REQUIREMENT ▸
Leave out the pictures and repeat the rest of the material exactly.

RECORDS FOR THE EXERCISE ▸

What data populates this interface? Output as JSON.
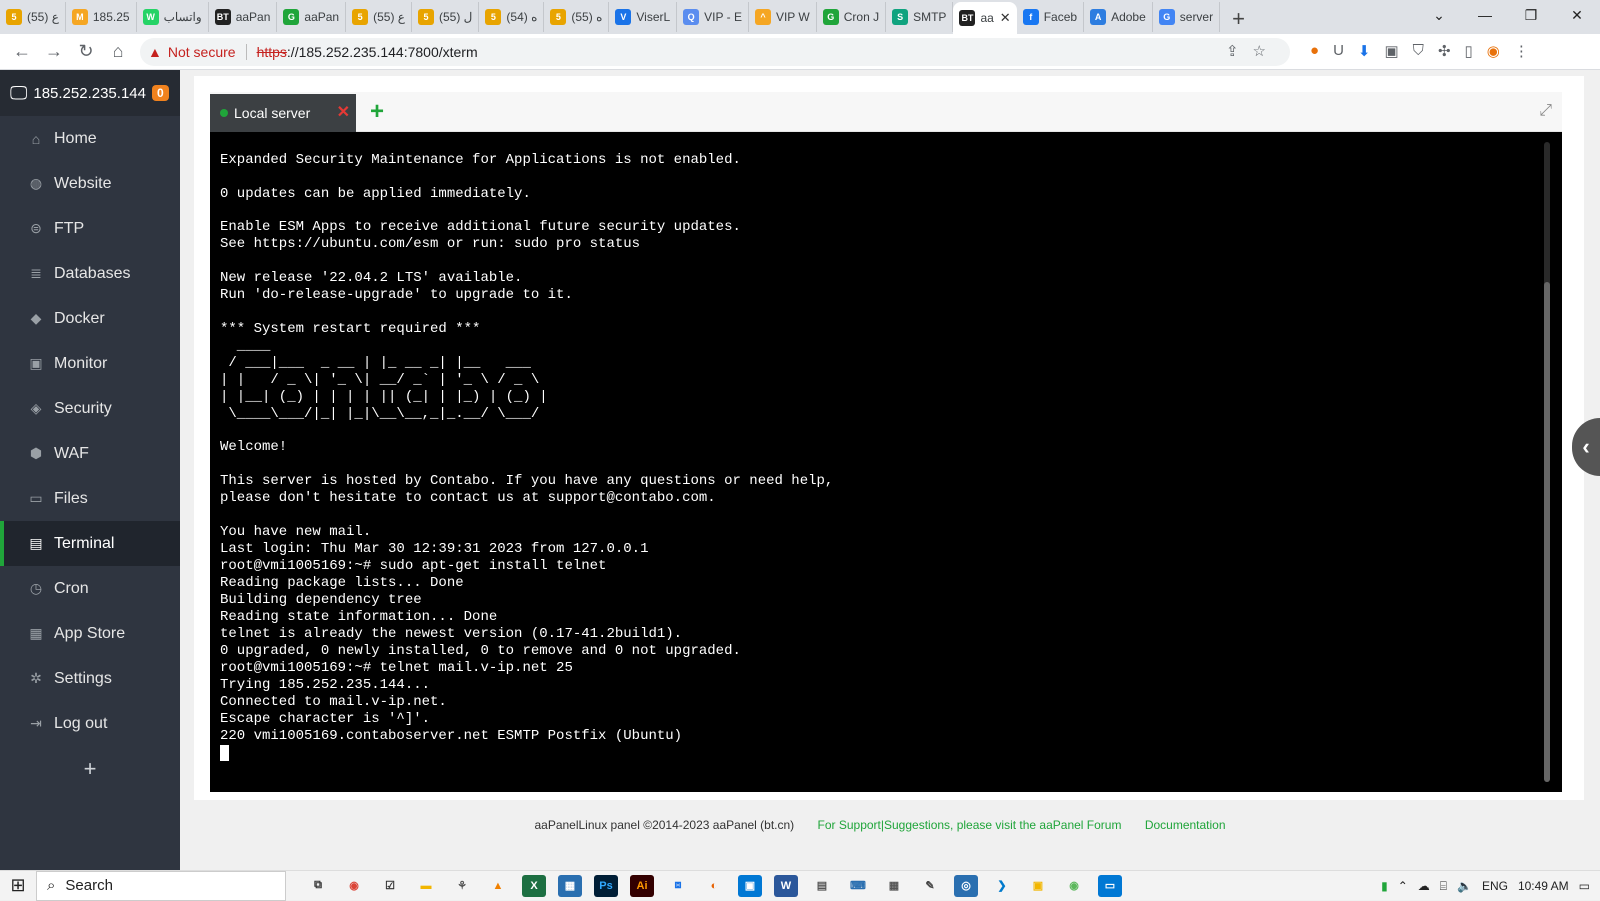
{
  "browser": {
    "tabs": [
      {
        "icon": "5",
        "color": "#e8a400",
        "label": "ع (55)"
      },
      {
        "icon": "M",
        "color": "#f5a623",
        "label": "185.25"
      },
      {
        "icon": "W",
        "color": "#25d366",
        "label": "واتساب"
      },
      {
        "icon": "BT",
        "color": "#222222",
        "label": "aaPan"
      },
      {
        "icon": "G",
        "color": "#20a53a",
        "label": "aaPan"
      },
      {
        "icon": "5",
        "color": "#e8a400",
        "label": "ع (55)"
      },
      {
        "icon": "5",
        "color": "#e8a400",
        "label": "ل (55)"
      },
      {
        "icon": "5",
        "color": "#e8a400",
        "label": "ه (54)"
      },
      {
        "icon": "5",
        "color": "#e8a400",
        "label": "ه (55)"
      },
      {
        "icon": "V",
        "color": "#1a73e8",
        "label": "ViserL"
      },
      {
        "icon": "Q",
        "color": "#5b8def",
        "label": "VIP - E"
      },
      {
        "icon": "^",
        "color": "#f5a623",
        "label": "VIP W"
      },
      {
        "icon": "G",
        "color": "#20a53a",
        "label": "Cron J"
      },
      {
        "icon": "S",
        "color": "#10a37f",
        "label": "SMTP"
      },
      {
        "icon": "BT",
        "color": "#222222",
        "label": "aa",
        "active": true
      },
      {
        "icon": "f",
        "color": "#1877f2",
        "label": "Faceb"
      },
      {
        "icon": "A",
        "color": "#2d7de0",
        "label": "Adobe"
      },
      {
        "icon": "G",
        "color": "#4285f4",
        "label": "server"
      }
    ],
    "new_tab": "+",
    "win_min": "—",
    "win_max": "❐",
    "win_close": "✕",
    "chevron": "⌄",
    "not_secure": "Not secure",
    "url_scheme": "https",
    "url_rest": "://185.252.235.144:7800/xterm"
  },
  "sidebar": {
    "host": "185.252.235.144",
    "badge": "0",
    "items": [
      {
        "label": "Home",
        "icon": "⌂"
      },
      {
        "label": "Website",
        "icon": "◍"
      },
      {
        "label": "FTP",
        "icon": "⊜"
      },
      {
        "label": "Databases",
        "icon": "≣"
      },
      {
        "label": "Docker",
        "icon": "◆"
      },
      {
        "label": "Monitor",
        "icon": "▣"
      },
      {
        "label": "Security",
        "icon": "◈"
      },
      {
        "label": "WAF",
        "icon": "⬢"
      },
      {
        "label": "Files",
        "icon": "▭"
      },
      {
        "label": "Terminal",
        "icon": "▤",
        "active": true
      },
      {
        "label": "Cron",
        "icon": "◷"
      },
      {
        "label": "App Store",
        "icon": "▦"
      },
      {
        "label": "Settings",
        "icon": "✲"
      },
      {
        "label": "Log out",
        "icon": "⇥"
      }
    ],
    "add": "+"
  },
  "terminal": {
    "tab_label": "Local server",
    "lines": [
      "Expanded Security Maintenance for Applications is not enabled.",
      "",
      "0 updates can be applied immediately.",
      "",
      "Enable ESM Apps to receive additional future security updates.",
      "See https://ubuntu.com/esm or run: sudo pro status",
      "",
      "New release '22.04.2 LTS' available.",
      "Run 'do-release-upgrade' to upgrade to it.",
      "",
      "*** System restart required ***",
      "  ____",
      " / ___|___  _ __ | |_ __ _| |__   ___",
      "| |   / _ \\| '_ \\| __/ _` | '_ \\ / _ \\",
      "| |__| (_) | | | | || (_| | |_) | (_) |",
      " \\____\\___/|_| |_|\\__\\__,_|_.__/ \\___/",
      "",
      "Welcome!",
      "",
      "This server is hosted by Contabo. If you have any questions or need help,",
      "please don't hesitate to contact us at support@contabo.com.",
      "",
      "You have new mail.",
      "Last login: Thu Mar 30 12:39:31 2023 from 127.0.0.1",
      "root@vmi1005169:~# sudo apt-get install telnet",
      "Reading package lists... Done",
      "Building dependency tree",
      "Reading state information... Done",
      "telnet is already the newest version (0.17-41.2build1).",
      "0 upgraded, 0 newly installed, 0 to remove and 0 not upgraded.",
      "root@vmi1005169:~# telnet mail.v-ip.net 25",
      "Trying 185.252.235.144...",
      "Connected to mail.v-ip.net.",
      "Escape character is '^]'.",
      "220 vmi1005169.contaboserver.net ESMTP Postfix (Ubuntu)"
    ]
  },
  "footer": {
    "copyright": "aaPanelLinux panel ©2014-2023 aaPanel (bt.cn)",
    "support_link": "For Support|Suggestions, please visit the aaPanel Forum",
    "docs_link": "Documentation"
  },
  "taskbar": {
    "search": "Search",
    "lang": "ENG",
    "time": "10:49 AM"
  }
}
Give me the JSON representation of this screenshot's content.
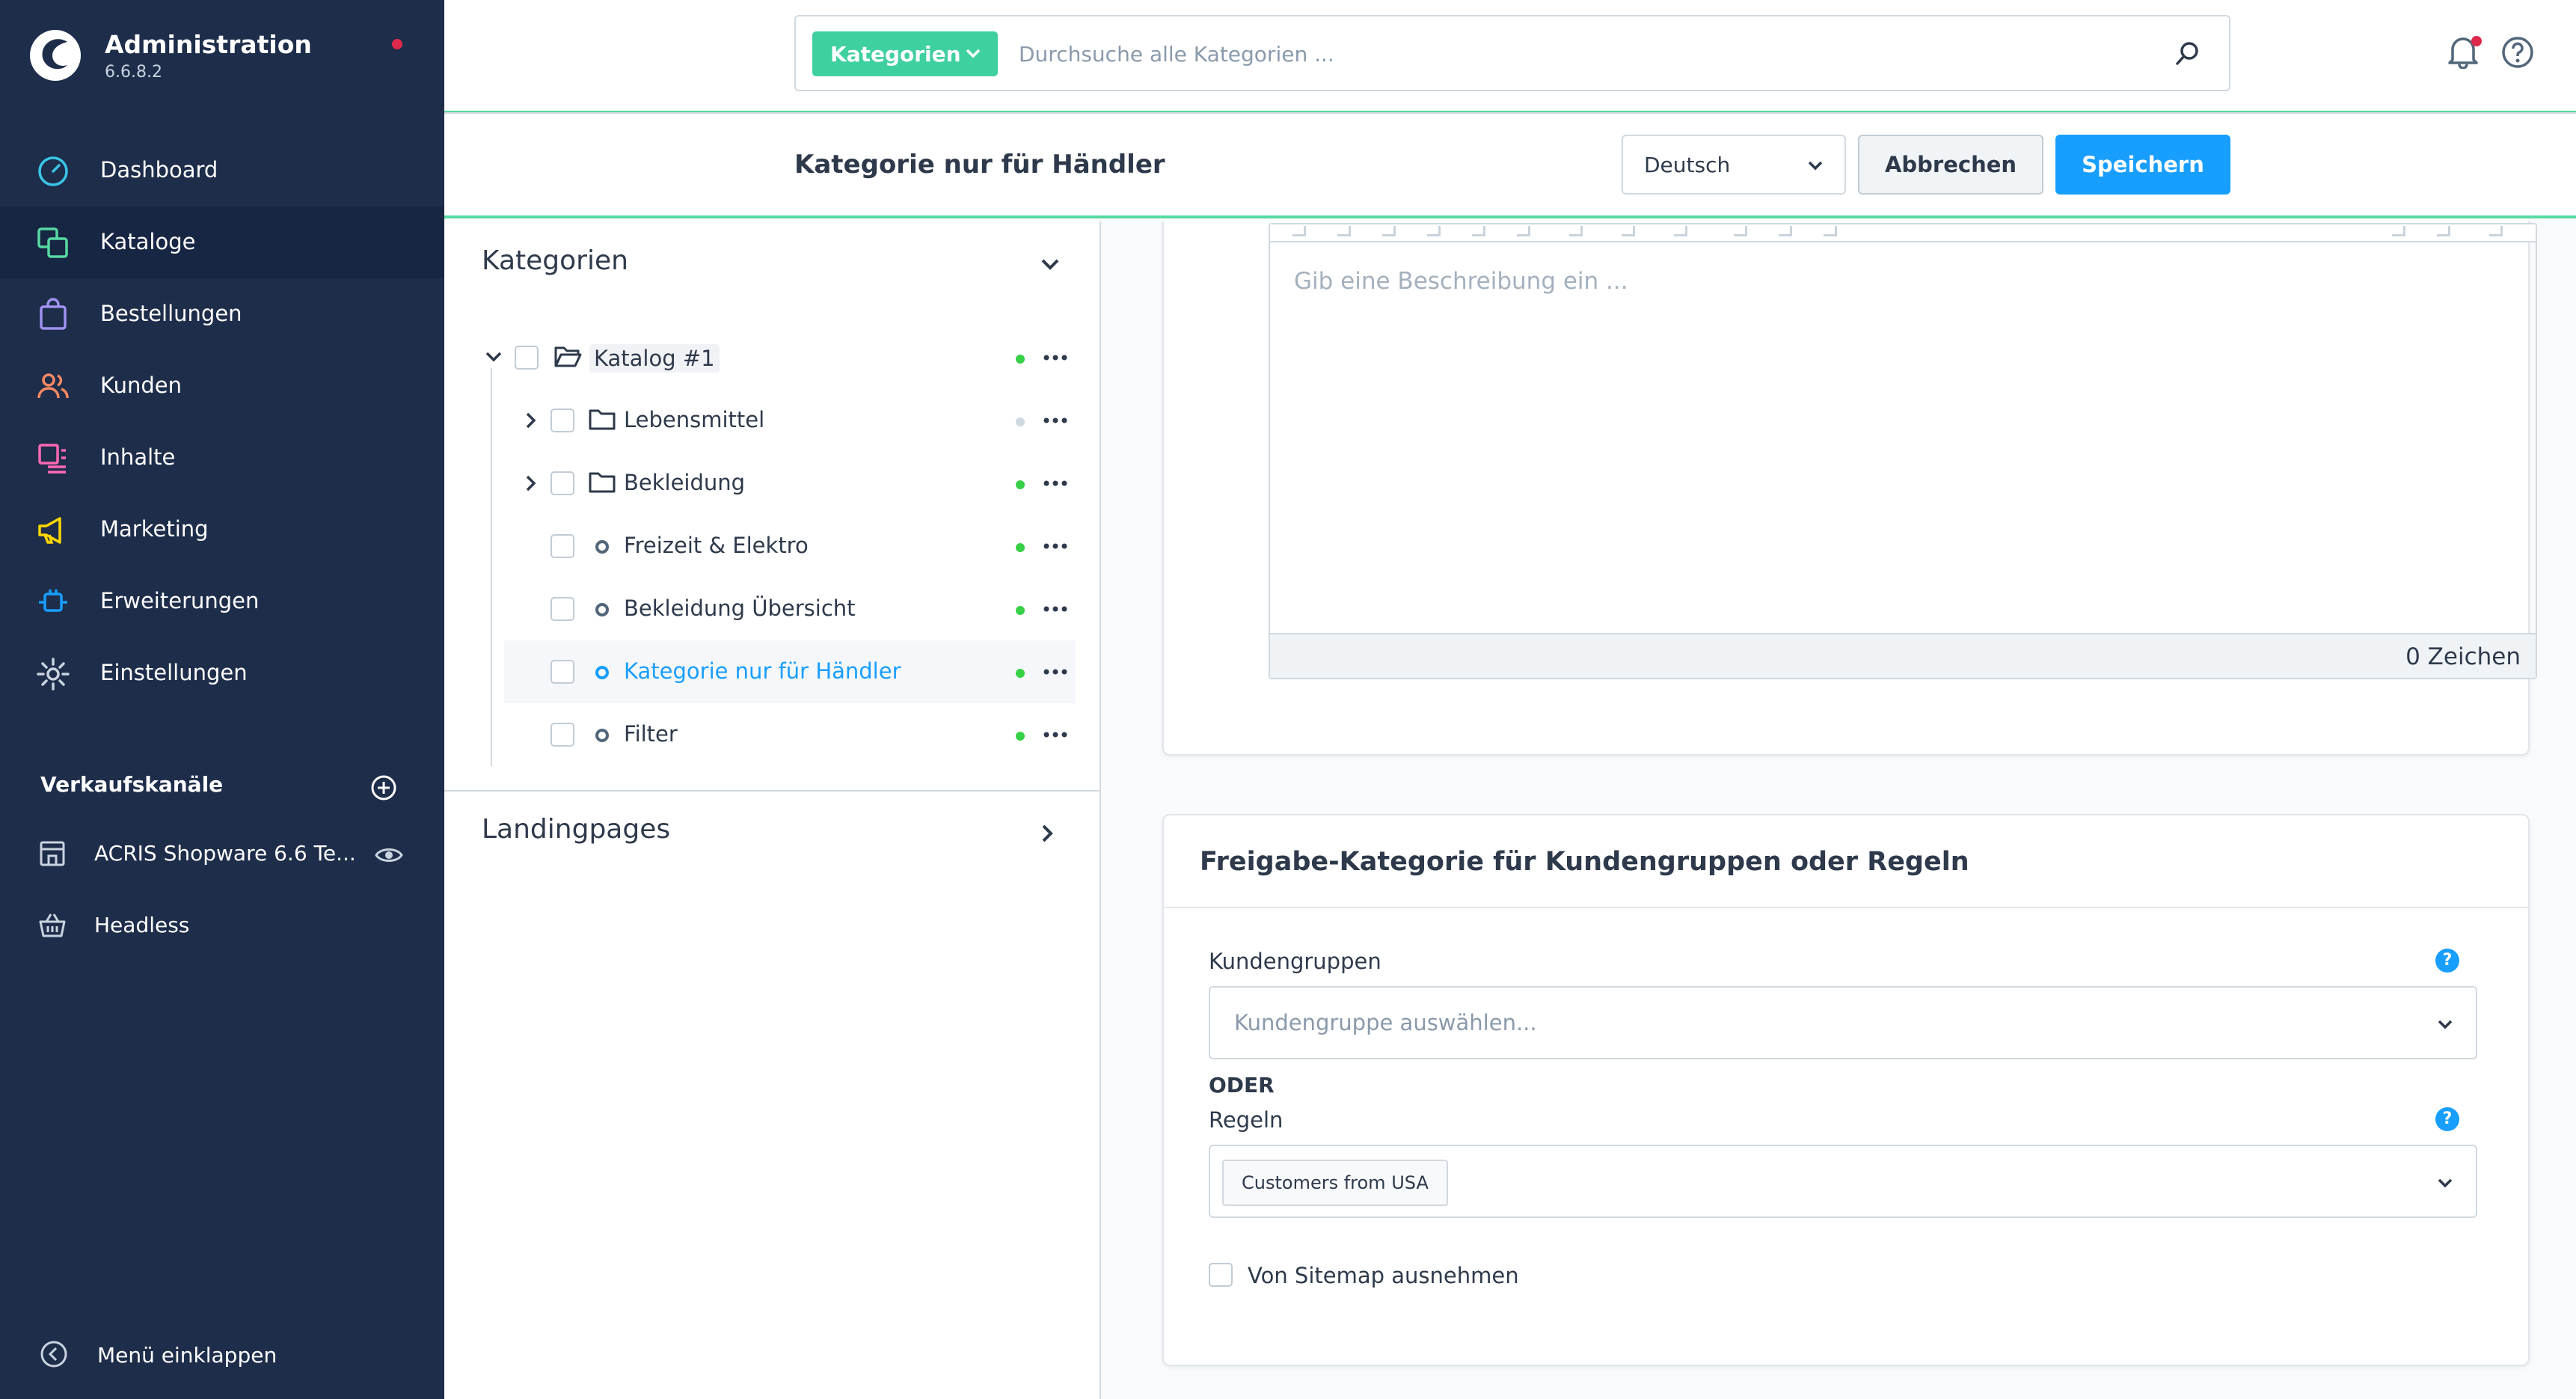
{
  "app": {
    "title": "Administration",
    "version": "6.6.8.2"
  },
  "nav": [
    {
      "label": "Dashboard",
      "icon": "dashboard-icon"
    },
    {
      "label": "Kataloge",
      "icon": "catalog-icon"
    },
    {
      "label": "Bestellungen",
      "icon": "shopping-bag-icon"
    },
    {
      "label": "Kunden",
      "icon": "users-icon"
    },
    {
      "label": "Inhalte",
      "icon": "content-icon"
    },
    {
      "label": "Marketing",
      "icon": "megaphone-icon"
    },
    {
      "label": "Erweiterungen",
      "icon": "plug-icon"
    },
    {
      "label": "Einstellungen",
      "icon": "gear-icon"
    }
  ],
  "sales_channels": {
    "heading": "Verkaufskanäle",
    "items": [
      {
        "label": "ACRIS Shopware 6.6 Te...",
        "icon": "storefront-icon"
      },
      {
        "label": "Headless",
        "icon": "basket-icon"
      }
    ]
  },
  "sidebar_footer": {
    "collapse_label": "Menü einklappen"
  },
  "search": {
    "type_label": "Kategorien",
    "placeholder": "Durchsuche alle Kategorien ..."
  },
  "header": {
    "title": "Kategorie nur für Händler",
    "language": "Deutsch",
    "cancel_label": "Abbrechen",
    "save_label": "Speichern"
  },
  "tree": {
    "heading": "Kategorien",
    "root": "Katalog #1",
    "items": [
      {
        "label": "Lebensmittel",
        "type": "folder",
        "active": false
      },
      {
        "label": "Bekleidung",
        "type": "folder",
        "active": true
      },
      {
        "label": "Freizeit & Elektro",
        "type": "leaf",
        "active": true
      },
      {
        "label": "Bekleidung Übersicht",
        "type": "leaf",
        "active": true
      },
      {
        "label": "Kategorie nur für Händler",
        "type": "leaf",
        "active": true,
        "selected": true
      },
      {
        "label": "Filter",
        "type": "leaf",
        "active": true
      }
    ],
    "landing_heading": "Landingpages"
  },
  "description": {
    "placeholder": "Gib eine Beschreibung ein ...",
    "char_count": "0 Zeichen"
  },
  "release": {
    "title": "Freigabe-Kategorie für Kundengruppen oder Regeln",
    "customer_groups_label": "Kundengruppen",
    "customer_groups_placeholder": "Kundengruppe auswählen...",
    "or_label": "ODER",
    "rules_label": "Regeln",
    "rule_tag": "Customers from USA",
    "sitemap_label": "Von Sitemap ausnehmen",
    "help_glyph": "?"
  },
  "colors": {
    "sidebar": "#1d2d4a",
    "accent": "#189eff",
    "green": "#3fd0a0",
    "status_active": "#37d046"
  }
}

SOLVED EXERCISE ▸
What data populates this interface? Output as JSON.
{
  "browser": {
    "tabs": [
      {
        "icon": "5",
        "color": "#e8a400",
        "label": "ع (55)"
      },
      {
        "icon": "M",
        "color": "#f5a623",
        "label": "185.25"
      },
      {
        "icon": "W",
        "color": "#25d366",
        "label": "واتساب"
      },
      {
        "icon": "BT",
        "color": "#222222",
        "label": "aaPan"
      },
      {
        "icon": "G",
        "color": "#20a53a",
        "label": "aaPan"
      },
      {
        "icon": "5",
        "color": "#e8a400",
        "label": "ع (55)"
      },
      {
        "icon": "5",
        "color": "#e8a400",
        "label": "ل (55)"
      },
      {
        "icon": "5",
        "color": "#e8a400",
        "label": "ه (54)"
      },
      {
        "icon": "5",
        "color": "#e8a400",
        "label": "ه (55)"
      },
      {
        "icon": "V",
        "color": "#1a73e8",
        "label": "ViserL"
      },
      {
        "icon": "Q",
        "color": "#5b8def",
        "label": "VIP - E"
      },
      {
        "icon": "^",
        "color": "#f5a623",
        "label": "VIP W"
      },
      {
        "icon": "G",
        "color": "#20a53a",
        "label": "Cron J"
      },
      {
        "icon": "S",
        "color": "#10a37f",
        "label": "SMTP"
      },
      {
        "icon": "BT",
        "color": "#222222",
        "label": "aa",
        "active": true
      },
      {
        "icon": "f",
        "color": "#1877f2",
        "label": "Faceb"
      },
      {
        "icon": "A",
        "color": "#2d7de0",
        "label": "Adobe"
      },
      {
        "icon": "G",
        "color": "#4285f4",
        "label": "server"
      }
    ],
    "new_tab": "+",
    "win_min": "—",
    "win_max": "❐",
    "win_close": "✕",
    "chevron": "⌄",
    "not_secure": "Not secure",
    "url_scheme": "https",
    "url_rest": "://185.252.235.144:7800/xterm"
  },
  "sidebar": {
    "host": "185.252.235.144",
    "badge": "0",
    "items": [
      {
        "label": "Home",
        "icon": "⌂"
      },
      {
        "label": "Website",
        "icon": "◍"
      },
      {
        "label": "FTP",
        "icon": "⊜"
      },
      {
        "label": "Databases",
        "icon": "≣"
      },
      {
        "label": "Docker",
        "icon": "◆"
      },
      {
        "label": "Monitor",
        "icon": "▣"
      },
      {
        "label": "Security",
        "icon": "◈"
      },
      {
        "label": "WAF",
        "icon": "⬢"
      },
      {
        "label": "Files",
        "icon": "▭"
      },
      {
        "label": "Terminal",
        "icon": "▤",
        "active": true
      },
      {
        "label": "Cron",
        "icon": "◷"
      },
      {
        "label": "App Store",
        "icon": "▦"
      },
      {
        "label": "Settings",
        "icon": "✲"
      },
      {
        "label": "Log out",
        "icon": "⇥"
      }
    ],
    "add": "+"
  },
  "terminal": {
    "tab_label": "Local server",
    "lines": [
      "Expanded Security Maintenance for Applications is not enabled.",
      "",
      "0 updates can be applied immediately.",
      "",
      "Enable ESM Apps to receive additional future security updates.",
      "See https://ubuntu.com/esm or run: sudo pro status",
      "",
      "New release '22.04.2 LTS' available.",
      "Run 'do-release-upgrade' to upgrade to it.",
      "",
      "*** System restart required ***",
      "  ____",
      " / ___|___  _ __ | |_ __ _| |__   ___",
      "| |   / _ \\| '_ \\| __/ _` | '_ \\ / _ \\",
      "| |__| (_) | | | | || (_| | |_) | (_) |",
      " \\____\\___/|_| |_|\\__\\__,_|_.__/ \\___/",
      "",
      "Welcome!",
      "",
      "This server is hosted by Contabo. If you have any questions or need help,",
      "please don't hesitate to contact us at support@contabo.com.",
      "",
      "You have new mail.",
      "Last login: Thu Mar 30 12:39:31 2023 from 127.0.0.1",
      "root@vmi1005169:~# sudo apt-get install telnet",
      "Reading package lists... Done",
      "Building dependency tree",
      "Reading state information... Done",
      "telnet is already the newest version (0.17-41.2build1).",
      "0 upgraded, 0 newly installed, 0 to remove and 0 not upgraded.",
      "root@vmi1005169:~# telnet mail.v-ip.net 25",
      "Trying 185.252.235.144...",
      "Connected to mail.v-ip.net.",
      "Escape character is '^]'.",
      "220 vmi1005169.contaboserver.net ESMTP Postfix (Ubuntu)"
    ]
  },
  "footer": {
    "copyright": "aaPanelLinux panel ©2014-2023 aaPanel (bt.cn)",
    "support_link": "For Support|Suggestions, please visit the aaPanel Forum",
    "docs_link": "Documentation"
  },
  "taskbar": {
    "search": "Search",
    "lang": "ENG",
    "time": "10:49 AM"
  }
}
Give me the JSON representation of this screenshot's content.
{
  "app": {
    "title": "Administration",
    "version": "6.6.8.2"
  },
  "nav": [
    {
      "label": "Dashboard",
      "icon": "dashboard-icon"
    },
    {
      "label": "Kataloge",
      "icon": "catalog-icon"
    },
    {
      "label": "Bestellungen",
      "icon": "shopping-bag-icon"
    },
    {
      "label": "Kunden",
      "icon": "users-icon"
    },
    {
      "label": "Inhalte",
      "icon": "content-icon"
    },
    {
      "label": "Marketing",
      "icon": "megaphone-icon"
    },
    {
      "label": "Erweiterungen",
      "icon": "plug-icon"
    },
    {
      "label": "Einstellungen",
      "icon": "gear-icon"
    }
  ],
  "sales_channels": {
    "heading": "Verkaufskanäle",
    "items": [
      {
        "label": "ACRIS Shopware 6.6 Te...",
        "icon": "storefront-icon"
      },
      {
        "label": "Headless",
        "icon": "basket-icon"
      }
    ]
  },
  "sidebar_footer": {
    "collapse_label": "Menü einklappen"
  },
  "search": {
    "type_label": "Kategorien",
    "placeholder": "Durchsuche alle Kategorien ..."
  },
  "header": {
    "title": "Kategorie nur für Händler",
    "language": "Deutsch",
    "cancel_label": "Abbrechen",
    "save_label": "Speichern"
  },
  "tree": {
    "heading": "Kategorien",
    "root": "Katalog #1",
    "items": [
      {
        "label": "Lebensmittel",
        "type": "folder",
        "active": false
      },
      {
        "label": "Bekleidung",
        "type": "folder",
        "active": true
      },
      {
        "label": "Freizeit & Elektro",
        "type": "leaf",
        "active": true
      },
      {
        "label": "Bekleidung Übersicht",
        "type": "leaf",
        "active": true
      },
      {
        "label": "Kategorie nur für Händler",
        "type": "leaf",
        "active": true,
        "selected": true
      },
      {
        "label": "Filter",
        "type": "leaf",
        "active": true
      }
    ],
    "landing_heading": "Landingpages"
  },
  "description": {
    "placeholder": "Gib eine Beschreibung ein ...",
    "char_count": "0 Zeichen"
  },
  "release": {
    "title": "Freigabe-Kategorie für Kundengruppen oder Regeln",
    "customer_groups_label": "Kundengruppen",
    "customer_groups_placeholder": "Kundengruppe auswählen...",
    "or_label": "ODER",
    "rules_label": "Regeln",
    "rule_tag": "Customers from USA",
    "sitemap_label": "Von Sitemap ausnehmen",
    "help_glyph": "?"
  },
  "colors": {
    "sidebar": "#1d2d4a",
    "accent": "#189eff",
    "green": "#3fd0a0",
    "status_active": "#37d046"
  }
}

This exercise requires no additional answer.